_Exercise instructions_:
Repeat the whole of the data, keeping every detail the same.

(Collected data entries)
════════════════

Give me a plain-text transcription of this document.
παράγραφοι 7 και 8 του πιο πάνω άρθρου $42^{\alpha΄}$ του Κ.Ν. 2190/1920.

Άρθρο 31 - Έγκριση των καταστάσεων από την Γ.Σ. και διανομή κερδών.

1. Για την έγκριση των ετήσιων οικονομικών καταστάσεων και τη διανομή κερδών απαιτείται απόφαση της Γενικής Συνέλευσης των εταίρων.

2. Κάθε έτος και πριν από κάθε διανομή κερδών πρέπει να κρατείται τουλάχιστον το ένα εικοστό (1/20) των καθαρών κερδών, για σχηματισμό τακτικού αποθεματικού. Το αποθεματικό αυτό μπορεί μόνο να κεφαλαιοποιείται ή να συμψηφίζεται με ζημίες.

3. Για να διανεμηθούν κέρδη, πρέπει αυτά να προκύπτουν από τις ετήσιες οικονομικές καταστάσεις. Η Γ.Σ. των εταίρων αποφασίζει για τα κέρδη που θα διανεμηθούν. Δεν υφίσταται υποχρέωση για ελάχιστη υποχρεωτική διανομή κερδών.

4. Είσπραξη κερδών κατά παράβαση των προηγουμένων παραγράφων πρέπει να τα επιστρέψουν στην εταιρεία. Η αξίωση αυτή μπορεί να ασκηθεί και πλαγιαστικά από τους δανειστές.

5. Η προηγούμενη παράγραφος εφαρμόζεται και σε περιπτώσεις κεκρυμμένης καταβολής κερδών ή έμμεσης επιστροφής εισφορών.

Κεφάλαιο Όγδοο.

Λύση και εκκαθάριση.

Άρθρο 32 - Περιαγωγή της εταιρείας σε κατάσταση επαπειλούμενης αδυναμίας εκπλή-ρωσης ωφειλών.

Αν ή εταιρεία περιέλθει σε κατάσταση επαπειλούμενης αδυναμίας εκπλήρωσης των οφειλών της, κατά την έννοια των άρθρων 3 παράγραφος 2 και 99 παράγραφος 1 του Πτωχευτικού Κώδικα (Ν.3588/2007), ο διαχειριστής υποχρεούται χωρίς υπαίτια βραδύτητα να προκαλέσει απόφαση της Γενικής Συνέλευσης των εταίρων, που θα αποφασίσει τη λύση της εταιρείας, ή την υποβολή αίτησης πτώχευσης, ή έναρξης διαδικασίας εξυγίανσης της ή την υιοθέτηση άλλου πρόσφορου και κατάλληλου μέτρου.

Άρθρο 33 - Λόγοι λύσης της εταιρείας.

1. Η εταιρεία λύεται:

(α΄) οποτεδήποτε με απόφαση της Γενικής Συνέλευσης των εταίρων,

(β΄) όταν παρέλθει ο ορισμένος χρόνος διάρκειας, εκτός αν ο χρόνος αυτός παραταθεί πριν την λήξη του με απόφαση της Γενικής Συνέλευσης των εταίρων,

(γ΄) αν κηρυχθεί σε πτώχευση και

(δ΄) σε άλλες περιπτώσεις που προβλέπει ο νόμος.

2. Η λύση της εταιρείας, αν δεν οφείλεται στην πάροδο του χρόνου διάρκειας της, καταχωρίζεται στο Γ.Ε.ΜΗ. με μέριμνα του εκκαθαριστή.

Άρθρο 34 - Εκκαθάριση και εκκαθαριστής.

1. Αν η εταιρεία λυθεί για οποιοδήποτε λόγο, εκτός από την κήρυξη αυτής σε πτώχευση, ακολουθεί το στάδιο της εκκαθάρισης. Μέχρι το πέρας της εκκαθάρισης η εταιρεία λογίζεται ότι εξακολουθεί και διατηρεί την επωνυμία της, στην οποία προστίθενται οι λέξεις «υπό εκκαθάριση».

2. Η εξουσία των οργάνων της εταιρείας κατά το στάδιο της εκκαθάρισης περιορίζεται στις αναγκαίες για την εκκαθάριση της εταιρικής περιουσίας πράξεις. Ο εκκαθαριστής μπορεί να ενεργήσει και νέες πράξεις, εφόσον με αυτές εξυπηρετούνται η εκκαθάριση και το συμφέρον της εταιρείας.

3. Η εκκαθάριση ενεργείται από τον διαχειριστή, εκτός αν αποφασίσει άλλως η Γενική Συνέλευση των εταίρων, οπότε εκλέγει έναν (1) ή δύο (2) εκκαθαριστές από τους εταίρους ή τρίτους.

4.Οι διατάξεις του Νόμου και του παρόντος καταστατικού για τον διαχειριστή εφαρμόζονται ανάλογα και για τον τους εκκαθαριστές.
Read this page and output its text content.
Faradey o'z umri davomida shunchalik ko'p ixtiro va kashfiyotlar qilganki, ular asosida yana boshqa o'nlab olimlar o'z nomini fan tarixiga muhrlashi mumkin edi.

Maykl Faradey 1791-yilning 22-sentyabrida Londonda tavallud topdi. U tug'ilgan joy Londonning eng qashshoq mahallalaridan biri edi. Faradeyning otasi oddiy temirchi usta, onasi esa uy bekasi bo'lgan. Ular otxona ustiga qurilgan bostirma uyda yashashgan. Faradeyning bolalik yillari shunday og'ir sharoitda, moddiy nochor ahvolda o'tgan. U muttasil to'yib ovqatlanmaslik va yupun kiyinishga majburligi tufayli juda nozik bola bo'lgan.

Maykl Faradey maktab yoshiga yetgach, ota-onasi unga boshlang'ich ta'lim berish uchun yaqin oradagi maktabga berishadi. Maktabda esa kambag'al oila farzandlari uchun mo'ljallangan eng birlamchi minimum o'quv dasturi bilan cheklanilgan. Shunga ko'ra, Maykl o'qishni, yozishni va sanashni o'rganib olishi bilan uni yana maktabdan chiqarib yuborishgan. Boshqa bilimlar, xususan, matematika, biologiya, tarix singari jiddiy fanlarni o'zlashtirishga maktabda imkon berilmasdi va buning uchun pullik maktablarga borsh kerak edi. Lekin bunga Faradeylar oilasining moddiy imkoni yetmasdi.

════════════════

_The response_:
Give me a plain-text transcription of this document.
παράγραφοι 7 και 8 του πιο πάνω άρθρου $42^{\alpha΄}$ του Κ.Ν. 2190/1920.

Άρθρο 31 - Έγκριση των καταστάσεων από την Γ.Σ. και διανομή κερδών.

1. Για την έγκριση των ετήσιων οικονομικών καταστάσεων και τη διανομή κερδών απαιτείται απόφαση της Γενικής Συνέλευσης των εταίρων.

2. Κάθε έτος και πριν από κάθε διανομή κερδών πρέπει να κρατείται τουλάχιστον το ένα εικοστό (1/20) των καθαρών κερδών, για σχηματισμό τακτικού αποθεματικού. Το αποθεματικό αυτό μπορεί μόνο να κεφαλαιοποιείται ή να συμψηφίζεται με ζημίες.

3. Για να διανεμηθούν κέρδη, πρέπει αυτά να προκύπτουν από τις ετήσιες οικονομικές καταστάσεις. Η Γ.Σ. των εταίρων αποφασίζει για τα κέρδη που θα διανεμηθούν. Δεν υφίσταται υποχρέωση για ελάχιστη υποχρεωτική διανομή κερδών.

4. Είσπραξη κερδών κατά παράβαση των προηγουμένων παραγράφων πρέπει να τα επιστρέψουν στην εταιρεία. Η αξίωση αυτή μπορεί να ασκηθεί και πλαγιαστικά από τους δανειστές.

5. Η προηγούμενη παράγραφος εφαρμόζεται και σε περιπτώσεις κεκρυμμένης καταβολής κερδών ή έμμεσης επιστροφής εισφορών.

Κεφάλαιο Όγδοο.

Λύση και εκκαθάριση.

Άρθρο 32 - Περιαγωγή της εταιρείας σε κατάσταση επαπειλούμενης αδυναμίας εκπλή-ρωσης ωφειλών.

Αν ή εταιρεία περιέλθει σε κατάσταση επαπειλούμενης αδυναμίας εκπλήρωσης των οφειλών της, κατά την έννοια των άρθρων 3 παράγραφος 2 και 99 παράγραφος 1 του Πτωχευτικού Κώδικα (Ν.3588/2007), ο διαχειριστής υποχρεούται χωρίς υπαίτια βραδύτητα να προκαλέσει απόφαση της Γενικής Συνέλευσης των εταίρων, που θα αποφασίσει τη λύση της εταιρείας, ή την υποβολή αίτησης πτώχευσης, ή έναρξης διαδικασίας εξυγίανσης της ή την υιοθέτηση άλλου πρόσφορου και κατάλληλου μέτρου.

Άρθρο 33 - Λόγοι λύσης της εταιρείας.

1. Η εταιρεία λύεται:

(α΄) οποτεδήποτε με απόφαση της Γενικής Συνέλευσης των εταίρων,

(β΄) όταν παρέλθει ο ορισμένος χρόνος διάρκειας, εκτός αν ο χρόνος αυτός παραταθεί πριν την λήξη του με απόφαση της Γενικής Συνέλευσης των εταίρων,

(γ΄) αν κηρυχθεί σε πτώχευση και

(δ΄) σε άλλες περιπτώσεις που προβλέπει ο νόμος.

2. Η λύση της εταιρείας, αν δεν οφείλεται στην πάροδο του χρόνου διάρκειας της, καταχωρίζεται στο Γ.Ε.ΜΗ. με μέριμνα του εκκαθαριστή.

Άρθρο 34 - Εκκαθάριση και εκκαθαριστής.

1. Αν η εταιρεία λυθεί για οποιοδήποτε λόγο, εκτός από την κήρυξη αυτής σε πτώχευση, ακολουθεί το στάδιο της εκκαθάρισης. Μέχρι το πέρας της εκκαθάρισης η εταιρεία λογίζεται ότι εξακολουθεί και διατηρεί την επωνυμία της, στην οποία προστίθενται οι λέξεις «υπό εκκαθάριση».

2. Η εξουσία των οργάνων της εταιρείας κατά το στάδιο της εκκαθάρισης περιορίζεται στις αναγκαίες για την εκκαθάριση της εταιρικής περιουσίας πράξεις. Ο εκκαθαριστής μπορεί να ενεργήσει και νέες πράξεις, εφόσον με αυτές εξυπηρετούνται η εκκαθάριση και το συμφέρον της εταιρείας.

3. Η εκκαθάριση ενεργείται από τον διαχειριστή, εκτός αν αποφασίσει άλλως η Γενική Συνέλευση των εταίρων, οπότε εκλέγει έναν (1) ή δύο (2) εκκαθαριστές από τους εταίρους ή τρίτους.

4.Οι διατάξεις του Νόμου και του παρόντος καταστατικού για τον διαχειριστή εφαρμόζονται ανάλογα και για τον τους εκκαθαριστές.
Read this page and output its text content.
Faradey o'z umri davomida shunchalik ko'p ixtiro va kashfiyotlar qilganki, ular asosida yana boshqa o'nlab olimlar o'z nomini fan tarixiga muhrlashi mumkin edi.

Maykl Faradey 1791-yilning 22-sentyabrida Londonda tavallud topdi. U tug'ilgan joy Londonning eng qashshoq mahallalaridan biri edi. Faradeyning otasi oddiy temirchi usta, onasi esa uy bekasi bo'lgan. Ular otxona ustiga qurilgan bostirma uyda yashashgan. Faradeyning bolalik yillari shunday og'ir sharoitda, moddiy nochor ahvolda o'tgan. U muttasil to'yib ovqatlanmaslik va yupun kiyinishga majburligi tufayli juda nozik bola bo'lgan.

Maykl Faradey maktab yoshiga yetgach, ota-onasi unga boshlang'ich ta'lim berish uchun yaqin oradagi maktabga berishadi. Maktabda esa kambag'al oila farzandlari uchun mo'ljallangan eng birlamchi minimum o'quv dasturi bilan cheklanilgan. Shunga ko'ra, Maykl o'qishni, yozishni va sanashni o'rganib olishi bilan uni yana maktabdan chiqarib yuborishgan. Boshqa bilimlar, xususan, matematika, biologiya, tarix singari jiddiy fanlarni o'zlashtirishga maktabda imkon berilmasdi va buning uchun pullik maktablarga borsh kerak edi. Lekin bunga Faradeylar oilasining moddiy imkoni yetmasdi.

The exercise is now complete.